= What you need to do =
Reproduce each of the following lines verbatim, with no alterations.
..........
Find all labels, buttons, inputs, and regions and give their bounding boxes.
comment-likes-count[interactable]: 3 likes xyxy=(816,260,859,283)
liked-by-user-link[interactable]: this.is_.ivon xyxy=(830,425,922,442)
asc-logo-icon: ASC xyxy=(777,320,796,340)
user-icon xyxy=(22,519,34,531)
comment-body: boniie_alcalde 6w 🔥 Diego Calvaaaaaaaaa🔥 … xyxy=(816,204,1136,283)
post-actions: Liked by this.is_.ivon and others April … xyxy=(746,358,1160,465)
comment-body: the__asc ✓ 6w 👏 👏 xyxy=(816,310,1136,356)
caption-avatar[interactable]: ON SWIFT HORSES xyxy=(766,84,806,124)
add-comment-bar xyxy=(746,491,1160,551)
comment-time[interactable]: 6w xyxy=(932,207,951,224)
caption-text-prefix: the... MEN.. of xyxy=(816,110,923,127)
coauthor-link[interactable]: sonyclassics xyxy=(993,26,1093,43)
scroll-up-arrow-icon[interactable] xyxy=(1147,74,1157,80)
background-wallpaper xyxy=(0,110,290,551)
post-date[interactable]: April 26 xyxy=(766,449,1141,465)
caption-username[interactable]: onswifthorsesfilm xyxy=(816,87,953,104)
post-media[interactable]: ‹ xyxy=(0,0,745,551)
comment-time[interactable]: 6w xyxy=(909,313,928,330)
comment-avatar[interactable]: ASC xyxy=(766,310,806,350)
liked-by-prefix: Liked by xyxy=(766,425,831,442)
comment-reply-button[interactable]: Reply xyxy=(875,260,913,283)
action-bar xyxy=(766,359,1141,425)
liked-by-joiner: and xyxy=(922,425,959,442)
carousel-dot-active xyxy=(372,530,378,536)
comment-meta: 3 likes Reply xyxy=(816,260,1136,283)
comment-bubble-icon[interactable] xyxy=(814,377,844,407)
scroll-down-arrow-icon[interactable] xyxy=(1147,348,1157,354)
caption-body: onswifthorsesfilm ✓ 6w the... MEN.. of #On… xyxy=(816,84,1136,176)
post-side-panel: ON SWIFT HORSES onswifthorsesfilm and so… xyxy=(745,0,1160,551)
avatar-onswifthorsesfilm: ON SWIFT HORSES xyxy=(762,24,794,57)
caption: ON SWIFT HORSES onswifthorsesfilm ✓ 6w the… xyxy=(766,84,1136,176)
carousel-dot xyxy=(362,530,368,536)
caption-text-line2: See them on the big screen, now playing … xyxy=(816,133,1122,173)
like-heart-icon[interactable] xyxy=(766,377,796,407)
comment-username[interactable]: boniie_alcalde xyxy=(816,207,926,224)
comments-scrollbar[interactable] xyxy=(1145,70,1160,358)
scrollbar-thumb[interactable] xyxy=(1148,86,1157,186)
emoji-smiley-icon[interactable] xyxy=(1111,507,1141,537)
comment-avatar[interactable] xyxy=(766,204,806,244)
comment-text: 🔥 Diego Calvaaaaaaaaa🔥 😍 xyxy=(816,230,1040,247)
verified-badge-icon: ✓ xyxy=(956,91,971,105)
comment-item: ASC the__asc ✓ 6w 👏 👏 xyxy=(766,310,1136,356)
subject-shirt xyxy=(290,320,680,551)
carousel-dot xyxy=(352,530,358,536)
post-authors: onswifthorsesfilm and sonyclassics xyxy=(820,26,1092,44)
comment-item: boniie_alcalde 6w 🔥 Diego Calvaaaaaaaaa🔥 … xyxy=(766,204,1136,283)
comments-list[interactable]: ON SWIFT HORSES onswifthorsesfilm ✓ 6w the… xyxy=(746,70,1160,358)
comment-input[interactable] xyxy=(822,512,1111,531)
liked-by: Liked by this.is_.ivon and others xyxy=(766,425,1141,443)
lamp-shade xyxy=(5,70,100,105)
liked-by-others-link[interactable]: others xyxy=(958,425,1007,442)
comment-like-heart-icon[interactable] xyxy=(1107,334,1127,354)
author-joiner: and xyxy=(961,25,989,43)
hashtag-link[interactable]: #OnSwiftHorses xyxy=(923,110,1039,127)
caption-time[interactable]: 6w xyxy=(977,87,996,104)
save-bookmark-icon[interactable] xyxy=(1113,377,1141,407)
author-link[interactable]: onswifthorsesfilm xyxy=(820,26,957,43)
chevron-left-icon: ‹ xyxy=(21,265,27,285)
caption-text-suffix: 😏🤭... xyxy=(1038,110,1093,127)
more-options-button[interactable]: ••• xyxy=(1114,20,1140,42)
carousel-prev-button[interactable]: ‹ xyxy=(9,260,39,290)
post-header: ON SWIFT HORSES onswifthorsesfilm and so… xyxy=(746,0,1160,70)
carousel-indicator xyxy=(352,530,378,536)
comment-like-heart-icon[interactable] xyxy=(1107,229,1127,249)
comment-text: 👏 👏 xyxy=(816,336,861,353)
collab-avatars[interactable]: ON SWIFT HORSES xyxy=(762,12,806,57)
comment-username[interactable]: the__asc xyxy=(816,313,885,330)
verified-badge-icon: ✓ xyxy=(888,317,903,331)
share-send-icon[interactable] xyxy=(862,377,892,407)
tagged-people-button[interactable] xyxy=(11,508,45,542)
..........
= Task answer =
Find all labels, buttons, inputs, and regions and give their bounding boxes.
comment-likes-count[interactable]: 3 likes xyxy=(816,260,859,283)
liked-by-user-link[interactable]: this.is_.ivon xyxy=(830,425,922,442)
asc-logo-icon: ASC xyxy=(777,320,796,340)
user-icon xyxy=(22,519,34,531)
comment-body: boniie_alcalde 6w 🔥 Diego Calvaaaaaaaaa🔥 … xyxy=(816,204,1136,283)
post-actions: Liked by this.is_.ivon and others April … xyxy=(746,358,1160,465)
comment-body: the__asc ✓ 6w 👏 👏 xyxy=(816,310,1136,356)
caption-avatar[interactable]: ON SWIFT HORSES xyxy=(766,84,806,124)
add-comment-bar xyxy=(746,491,1160,551)
comment-time[interactable]: 6w xyxy=(932,207,951,224)
caption-text-prefix: the... MEN.. of xyxy=(816,110,923,127)
coauthor-link[interactable]: sonyclassics xyxy=(993,26,1093,43)
scroll-up-arrow-icon[interactable] xyxy=(1147,74,1157,80)
background-wallpaper xyxy=(0,110,290,551)
post-date[interactable]: April 26 xyxy=(766,449,1141,465)
caption-username[interactable]: onswifthorsesfilm xyxy=(816,87,953,104)
post-media[interactable]: ‹ xyxy=(0,0,745,551)
comment-time[interactable]: 6w xyxy=(909,313,928,330)
comment-avatar[interactable]: ASC xyxy=(766,310,806,350)
liked-by-prefix: Liked by xyxy=(766,425,831,442)
comment-reply-button[interactable]: Reply xyxy=(875,260,913,283)
action-bar xyxy=(766,359,1141,425)
liked-by-joiner: and xyxy=(922,425,959,442)
carousel-dot-active xyxy=(372,530,378,536)
comment-meta: 3 likes Reply xyxy=(816,260,1136,283)
comment-bubble-icon[interactable] xyxy=(814,377,844,407)
scroll-down-arrow-icon[interactable] xyxy=(1147,348,1157,354)
caption-body: onswifthorsesfilm ✓ 6w the... MEN.. of #On… xyxy=(816,84,1136,176)
post-side-panel: ON SWIFT HORSES onswifthorsesfilm and so… xyxy=(745,0,1160,551)
avatar-onswifthorsesfilm: ON SWIFT HORSES xyxy=(762,24,794,57)
caption: ON SWIFT HORSES onswifthorsesfilm ✓ 6w the… xyxy=(766,84,1136,176)
carousel-dot xyxy=(362,530,368,536)
caption-text-line2: See them on the big screen, now playing … xyxy=(816,133,1122,173)
like-heart-icon[interactable] xyxy=(766,377,796,407)
comment-username[interactable]: boniie_alcalde xyxy=(816,207,926,224)
comments-scrollbar[interactable] xyxy=(1145,70,1160,358)
scrollbar-thumb[interactable] xyxy=(1148,86,1157,186)
emoji-smiley-icon[interactable] xyxy=(1111,507,1141,537)
comment-avatar[interactable] xyxy=(766,204,806,244)
comment-text: 🔥 Diego Calvaaaaaaaaa🔥 😍 xyxy=(816,230,1040,247)
verified-badge-icon: ✓ xyxy=(956,91,971,105)
comment-item: ASC the__asc ✓ 6w 👏 👏 xyxy=(766,310,1136,356)
subject-shirt xyxy=(290,320,680,551)
carousel-dot xyxy=(352,530,358,536)
post-authors: onswifthorsesfilm and sonyclassics xyxy=(820,26,1092,44)
comment-item: boniie_alcalde 6w 🔥 Diego Calvaaaaaaaaa🔥 … xyxy=(766,204,1136,283)
comments-list[interactable]: ON SWIFT HORSES onswifthorsesfilm ✓ 6w the… xyxy=(746,70,1160,358)
comment-input[interactable] xyxy=(822,512,1111,531)
liked-by: Liked by this.is_.ivon and others xyxy=(766,425,1141,443)
lamp-shade xyxy=(5,70,100,105)
liked-by-others-link[interactable]: others xyxy=(958,425,1007,442)
comment-like-heart-icon[interactable] xyxy=(1107,334,1127,354)
author-joiner: and xyxy=(961,25,989,43)
hashtag-link[interactable]: #OnSwiftHorses xyxy=(923,110,1039,127)
caption-time[interactable]: 6w xyxy=(977,87,996,104)
save-bookmark-icon[interactable] xyxy=(1113,377,1141,407)
author-link[interactable]: onswifthorsesfilm xyxy=(820,26,957,43)
chevron-left-icon: ‹ xyxy=(21,265,27,285)
caption-text-suffix: 😏🤭... xyxy=(1038,110,1093,127)
more-options-button[interactable]: ••• xyxy=(1114,20,1140,42)
carousel-prev-button[interactable]: ‹ xyxy=(9,260,39,290)
post-header: ON SWIFT HORSES onswifthorsesfilm and so… xyxy=(746,0,1160,70)
carousel-indicator xyxy=(352,530,378,536)
comment-like-heart-icon[interactable] xyxy=(1107,229,1127,249)
comment-text: 👏 👏 xyxy=(816,336,861,353)
collab-avatars[interactable]: ON SWIFT HORSES xyxy=(762,12,806,57)
comment-username[interactable]: the__asc xyxy=(816,313,885,330)
verified-badge-icon: ✓ xyxy=(888,317,903,331)
share-send-icon[interactable] xyxy=(862,377,892,407)
tagged-people-button[interactable] xyxy=(11,508,45,542)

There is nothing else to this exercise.